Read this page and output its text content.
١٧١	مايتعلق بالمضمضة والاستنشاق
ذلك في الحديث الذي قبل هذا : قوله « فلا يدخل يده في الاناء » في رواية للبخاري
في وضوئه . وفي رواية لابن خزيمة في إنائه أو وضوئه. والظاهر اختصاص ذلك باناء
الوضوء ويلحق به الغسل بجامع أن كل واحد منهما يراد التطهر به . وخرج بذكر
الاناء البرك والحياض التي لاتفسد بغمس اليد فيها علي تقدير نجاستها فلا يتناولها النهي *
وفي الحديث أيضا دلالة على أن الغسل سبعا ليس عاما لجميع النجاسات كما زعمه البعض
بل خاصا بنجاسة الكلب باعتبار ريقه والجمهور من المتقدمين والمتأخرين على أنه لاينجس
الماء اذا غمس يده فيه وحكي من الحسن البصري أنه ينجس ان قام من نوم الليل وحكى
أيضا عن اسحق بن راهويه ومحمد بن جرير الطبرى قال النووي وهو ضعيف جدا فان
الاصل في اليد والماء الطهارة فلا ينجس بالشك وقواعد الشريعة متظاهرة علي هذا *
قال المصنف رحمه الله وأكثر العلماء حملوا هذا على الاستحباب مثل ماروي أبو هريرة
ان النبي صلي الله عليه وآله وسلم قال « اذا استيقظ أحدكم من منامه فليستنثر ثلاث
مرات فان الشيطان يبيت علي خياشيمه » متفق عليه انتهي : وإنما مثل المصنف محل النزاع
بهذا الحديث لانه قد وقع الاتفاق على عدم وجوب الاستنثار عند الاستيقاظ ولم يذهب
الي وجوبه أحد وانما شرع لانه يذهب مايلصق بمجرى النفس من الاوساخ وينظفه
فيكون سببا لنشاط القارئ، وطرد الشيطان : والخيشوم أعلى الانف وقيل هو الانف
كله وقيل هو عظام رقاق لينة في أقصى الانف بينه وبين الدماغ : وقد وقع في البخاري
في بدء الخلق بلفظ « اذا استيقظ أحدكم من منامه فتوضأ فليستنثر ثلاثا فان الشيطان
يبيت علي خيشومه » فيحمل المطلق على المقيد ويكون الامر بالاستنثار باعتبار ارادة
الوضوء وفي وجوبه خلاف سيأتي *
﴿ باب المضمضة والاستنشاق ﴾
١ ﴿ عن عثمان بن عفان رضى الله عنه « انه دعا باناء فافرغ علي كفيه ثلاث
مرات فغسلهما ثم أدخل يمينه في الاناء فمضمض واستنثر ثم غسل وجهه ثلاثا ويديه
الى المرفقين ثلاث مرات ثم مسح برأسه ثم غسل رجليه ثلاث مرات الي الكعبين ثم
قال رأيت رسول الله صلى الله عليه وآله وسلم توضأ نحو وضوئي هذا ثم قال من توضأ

■ Problem description
Using the data above, repeat every line exactly.

■ Solved exercise
Read this page and output its text content.
١٧١	مايتعلق بالمضمضة والاستنشاق
ذلك في الحديث الذي قبل هذا : قوله « فلا يدخل يده في الاناء » في رواية للبخاري
في وضوئه . وفي رواية لابن خزيمة في إنائه أو وضوئه. والظاهر اختصاص ذلك باناء
الوضوء ويلحق به الغسل بجامع أن كل واحد منهما يراد التطهر به . وخرج بذكر
الاناء البرك والحياض التي لاتفسد بغمس اليد فيها علي تقدير نجاستها فلا يتناولها النهي *
وفي الحديث أيضا دلالة على أن الغسل سبعا ليس عاما لجميع النجاسات كما زعمه البعض
بل خاصا بنجاسة الكلب باعتبار ريقه والجمهور من المتقدمين والمتأخرين على أنه لاينجس
الماء اذا غمس يده فيه وحكي من الحسن البصري أنه ينجس ان قام من نوم الليل وحكى
أيضا عن اسحق بن راهويه ومحمد بن جرير الطبرى قال النووي وهو ضعيف جدا فان
الاصل في اليد والماء الطهارة فلا ينجس بالشك وقواعد الشريعة متظاهرة علي هذا *
قال المصنف رحمه الله وأكثر العلماء حملوا هذا على الاستحباب مثل ماروي أبو هريرة
ان النبي صلي الله عليه وآله وسلم قال « اذا استيقظ أحدكم من منامه فليستنثر ثلاث
مرات فان الشيطان يبيت علي خياشيمه » متفق عليه انتهي : وإنما مثل المصنف محل النزاع
بهذا الحديث لانه قد وقع الاتفاق على عدم وجوب الاستنثار عند الاستيقاظ ولم يذهب
الي وجوبه أحد وانما شرع لانه يذهب مايلصق بمجرى النفس من الاوساخ وينظفه
فيكون سببا لنشاط القارئ، وطرد الشيطان : والخيشوم أعلى الانف وقيل هو الانف
كله وقيل هو عظام رقاق لينة في أقصى الانف بينه وبين الدماغ : وقد وقع في البخاري
في بدء الخلق بلفظ « اذا استيقظ أحدكم من منامه فتوضأ فليستنثر ثلاثا فان الشيطان
يبيت علي خيشومه » فيحمل المطلق على المقيد ويكون الامر بالاستنثار باعتبار ارادة
الوضوء وفي وجوبه خلاف سيأتي *
﴿ باب المضمضة والاستنشاق ﴾
١ ﴿ عن عثمان بن عفان رضى الله عنه « انه دعا باناء فافرغ علي كفيه ثلاث
مرات فغسلهما ثم أدخل يمينه في الاناء فمضمض واستنثر ثم غسل وجهه ثلاثا ويديه
الى المرفقين ثلاث مرات ثم مسح برأسه ثم غسل رجليه ثلاث مرات الي الكعبين ثم
قال رأيت رسول الله صلى الله عليه وآله وسلم توضأ نحو وضوئي هذا ثم قال من توضأ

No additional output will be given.